§ **理解检测**:
1. 能否把给定文本中从“长安律师事务所律师张瑛表示,腾讯一旦与员”开始、一直到“实物及有价证券替代货币支付。”为止的部分一字不改地打印出来？
2. 给定文本中“而法律界人士则认为,这一招聘行为严重违反国家劳动法。”这句话译成英文是什么？

§ **给定文本**:
┄┄┄┄┄┄
而法律界人士则认为,这一招聘行为严重违反国家劳动法。
长安律师事务所律师张瑛表示,腾讯一旦与员工发生雇佣关系,都必须向其支付法定货币,而Q币不是法定货币,因此这一招聘行为严重违法。
《劳动法》第50条规定,工资应当以货币形式按月支付给劳动者本人。不得克扣或者无故拖欠劳动者的工资。同时,《工资支付暂行规定》劳部发[1998]489号认为,工资应当以法定货币支付。不得以实物及有价证券替代货币支付。
另外,张瑛也认为,即便此次招聘的人员很多是兼职的非全日制员工,根据《劳动法》规定,双方也应当订立口头协议,劳动者在同一用人单位一般平均每日工作时间不超过四小时,每周工作时间累计不超过二十四小时的用工形式;不得约定试用期;计酬标准不得低于用人单位所在地人民政府规定的最低小时工资标准。而腾讯的这一招聘的启示,上述原则几乎都不符合。
┄┄┄┄┄┄
§ **提取列表**:
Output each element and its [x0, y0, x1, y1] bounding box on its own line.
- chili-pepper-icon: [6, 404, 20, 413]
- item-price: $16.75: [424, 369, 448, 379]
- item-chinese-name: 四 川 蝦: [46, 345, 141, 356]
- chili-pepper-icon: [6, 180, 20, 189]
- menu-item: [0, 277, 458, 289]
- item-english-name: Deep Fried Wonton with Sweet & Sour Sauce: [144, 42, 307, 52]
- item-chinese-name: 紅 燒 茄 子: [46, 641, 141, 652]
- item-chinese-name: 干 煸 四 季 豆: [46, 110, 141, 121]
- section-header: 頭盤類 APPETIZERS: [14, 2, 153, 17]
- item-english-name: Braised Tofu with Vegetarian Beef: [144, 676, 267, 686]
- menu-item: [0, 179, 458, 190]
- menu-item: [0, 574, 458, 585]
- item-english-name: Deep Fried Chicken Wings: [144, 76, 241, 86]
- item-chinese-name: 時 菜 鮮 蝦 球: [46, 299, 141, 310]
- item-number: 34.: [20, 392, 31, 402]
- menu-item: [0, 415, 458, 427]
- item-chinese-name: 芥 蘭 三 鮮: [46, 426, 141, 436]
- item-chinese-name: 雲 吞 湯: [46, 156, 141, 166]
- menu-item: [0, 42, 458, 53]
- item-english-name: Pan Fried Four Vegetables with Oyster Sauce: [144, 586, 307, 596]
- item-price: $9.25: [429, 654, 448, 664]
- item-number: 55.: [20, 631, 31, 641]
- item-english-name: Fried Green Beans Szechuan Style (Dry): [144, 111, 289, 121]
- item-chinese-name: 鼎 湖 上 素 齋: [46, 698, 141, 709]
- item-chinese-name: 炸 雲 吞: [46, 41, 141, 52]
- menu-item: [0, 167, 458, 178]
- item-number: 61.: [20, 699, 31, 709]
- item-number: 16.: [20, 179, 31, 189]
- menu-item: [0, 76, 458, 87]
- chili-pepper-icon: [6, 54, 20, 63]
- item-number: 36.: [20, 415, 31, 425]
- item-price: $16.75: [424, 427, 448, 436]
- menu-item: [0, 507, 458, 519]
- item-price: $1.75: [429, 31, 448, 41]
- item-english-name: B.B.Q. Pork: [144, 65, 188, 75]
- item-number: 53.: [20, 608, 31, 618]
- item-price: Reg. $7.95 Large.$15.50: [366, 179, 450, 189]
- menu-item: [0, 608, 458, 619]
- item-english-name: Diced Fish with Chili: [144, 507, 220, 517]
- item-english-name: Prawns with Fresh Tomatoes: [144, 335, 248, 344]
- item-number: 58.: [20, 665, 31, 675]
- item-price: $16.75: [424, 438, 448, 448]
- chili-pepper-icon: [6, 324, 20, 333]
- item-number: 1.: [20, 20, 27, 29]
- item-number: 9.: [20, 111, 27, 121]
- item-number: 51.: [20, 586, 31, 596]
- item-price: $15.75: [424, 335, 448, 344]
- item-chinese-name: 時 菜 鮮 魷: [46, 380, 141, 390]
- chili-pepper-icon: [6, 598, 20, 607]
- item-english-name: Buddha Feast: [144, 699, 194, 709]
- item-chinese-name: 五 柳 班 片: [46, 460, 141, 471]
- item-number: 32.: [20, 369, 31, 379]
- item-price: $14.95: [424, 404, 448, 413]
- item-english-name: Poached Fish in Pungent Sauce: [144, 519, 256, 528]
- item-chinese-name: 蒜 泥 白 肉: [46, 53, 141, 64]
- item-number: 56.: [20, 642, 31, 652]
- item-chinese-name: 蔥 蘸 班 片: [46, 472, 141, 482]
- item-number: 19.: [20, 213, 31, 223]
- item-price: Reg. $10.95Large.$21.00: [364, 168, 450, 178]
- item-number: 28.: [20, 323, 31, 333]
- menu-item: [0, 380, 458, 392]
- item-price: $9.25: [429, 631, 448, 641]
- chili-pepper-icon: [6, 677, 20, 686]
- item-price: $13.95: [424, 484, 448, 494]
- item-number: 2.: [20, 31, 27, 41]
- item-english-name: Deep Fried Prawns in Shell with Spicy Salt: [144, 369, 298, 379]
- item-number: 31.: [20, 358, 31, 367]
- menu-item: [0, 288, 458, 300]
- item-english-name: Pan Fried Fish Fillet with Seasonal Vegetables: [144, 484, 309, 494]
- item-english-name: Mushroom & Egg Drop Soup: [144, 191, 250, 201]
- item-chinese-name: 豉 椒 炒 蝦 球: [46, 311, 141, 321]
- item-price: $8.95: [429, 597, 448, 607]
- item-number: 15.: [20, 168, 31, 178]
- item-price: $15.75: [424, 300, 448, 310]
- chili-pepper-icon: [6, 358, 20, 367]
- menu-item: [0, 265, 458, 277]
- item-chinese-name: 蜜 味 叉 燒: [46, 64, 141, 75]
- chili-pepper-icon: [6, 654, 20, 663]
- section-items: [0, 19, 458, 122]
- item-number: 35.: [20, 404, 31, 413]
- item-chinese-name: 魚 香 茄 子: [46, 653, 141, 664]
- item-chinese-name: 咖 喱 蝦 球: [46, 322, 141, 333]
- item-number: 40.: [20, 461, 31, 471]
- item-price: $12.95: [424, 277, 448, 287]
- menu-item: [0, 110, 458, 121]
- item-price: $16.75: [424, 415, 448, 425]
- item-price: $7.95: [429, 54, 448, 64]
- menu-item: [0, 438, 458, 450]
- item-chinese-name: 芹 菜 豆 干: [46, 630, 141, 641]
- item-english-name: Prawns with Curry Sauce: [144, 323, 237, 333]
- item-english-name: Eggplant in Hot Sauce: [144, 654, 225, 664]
┄┄┄┄┄┄
§ **答案列表**:
1.
长安律师事务所律师张瑛表示,腾讯一旦与员工发生雇佣关系,都必须向其支付法定货币,而Q币不是法定货币,因此这一招聘行为严重违法。
《劳动法》第50条规定,工资应当以货币形式按月支付给劳动者本人。不得克扣或者无故拖欠劳动者的工资。同时,《工资支付暂行规定》劳部发[1998]489号认为,工资应当以法定货币支付。不得以实物及有价证券替代货币支付。

2. Legal professionals, however, believe that this recruitment practice seriously violates the national labor law.